§ **Short task**:
In the entries below, find the lines that contain the word "JSON" and copy them.

§ **Provided information**:
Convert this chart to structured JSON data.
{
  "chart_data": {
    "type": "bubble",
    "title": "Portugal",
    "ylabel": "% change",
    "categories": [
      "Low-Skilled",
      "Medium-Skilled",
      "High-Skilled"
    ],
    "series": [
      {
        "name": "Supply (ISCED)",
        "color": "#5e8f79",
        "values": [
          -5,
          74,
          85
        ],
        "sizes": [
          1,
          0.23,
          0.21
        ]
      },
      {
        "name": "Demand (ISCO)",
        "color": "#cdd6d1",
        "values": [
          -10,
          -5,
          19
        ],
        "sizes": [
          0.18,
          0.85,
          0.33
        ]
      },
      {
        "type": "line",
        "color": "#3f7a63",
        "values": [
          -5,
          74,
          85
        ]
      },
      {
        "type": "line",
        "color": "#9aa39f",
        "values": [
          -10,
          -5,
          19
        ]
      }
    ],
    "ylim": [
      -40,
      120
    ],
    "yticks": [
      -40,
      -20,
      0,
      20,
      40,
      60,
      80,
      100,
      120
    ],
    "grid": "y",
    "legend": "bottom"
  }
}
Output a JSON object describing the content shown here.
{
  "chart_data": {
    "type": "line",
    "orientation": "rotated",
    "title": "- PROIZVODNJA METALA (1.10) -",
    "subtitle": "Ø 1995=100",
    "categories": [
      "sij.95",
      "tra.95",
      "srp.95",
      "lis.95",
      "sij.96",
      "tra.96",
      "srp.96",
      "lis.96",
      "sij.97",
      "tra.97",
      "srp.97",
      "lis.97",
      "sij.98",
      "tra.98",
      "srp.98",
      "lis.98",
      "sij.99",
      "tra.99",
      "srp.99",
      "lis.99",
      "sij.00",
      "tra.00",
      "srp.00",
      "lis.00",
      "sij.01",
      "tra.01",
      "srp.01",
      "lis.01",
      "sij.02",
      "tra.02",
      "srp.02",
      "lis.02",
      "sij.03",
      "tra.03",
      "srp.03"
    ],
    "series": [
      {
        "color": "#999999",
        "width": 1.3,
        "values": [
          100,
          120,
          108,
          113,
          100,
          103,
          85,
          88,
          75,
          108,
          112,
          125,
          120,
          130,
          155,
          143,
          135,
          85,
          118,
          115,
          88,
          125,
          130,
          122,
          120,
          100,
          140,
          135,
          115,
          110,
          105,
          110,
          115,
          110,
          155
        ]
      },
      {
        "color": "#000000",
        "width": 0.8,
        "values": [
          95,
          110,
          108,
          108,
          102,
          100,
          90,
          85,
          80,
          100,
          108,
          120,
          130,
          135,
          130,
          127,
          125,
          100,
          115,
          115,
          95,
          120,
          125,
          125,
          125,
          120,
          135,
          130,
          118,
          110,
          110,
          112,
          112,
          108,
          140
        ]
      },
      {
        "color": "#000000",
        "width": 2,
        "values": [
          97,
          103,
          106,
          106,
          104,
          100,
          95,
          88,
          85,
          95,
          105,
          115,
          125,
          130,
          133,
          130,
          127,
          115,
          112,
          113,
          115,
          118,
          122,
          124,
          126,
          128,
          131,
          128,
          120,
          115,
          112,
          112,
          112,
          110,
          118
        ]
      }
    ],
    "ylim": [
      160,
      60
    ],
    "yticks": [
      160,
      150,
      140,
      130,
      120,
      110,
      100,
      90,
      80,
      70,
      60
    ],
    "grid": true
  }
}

§ **Response below**:
Convert this chart to structured JSON data.
Output a JSON object describing the content shown here.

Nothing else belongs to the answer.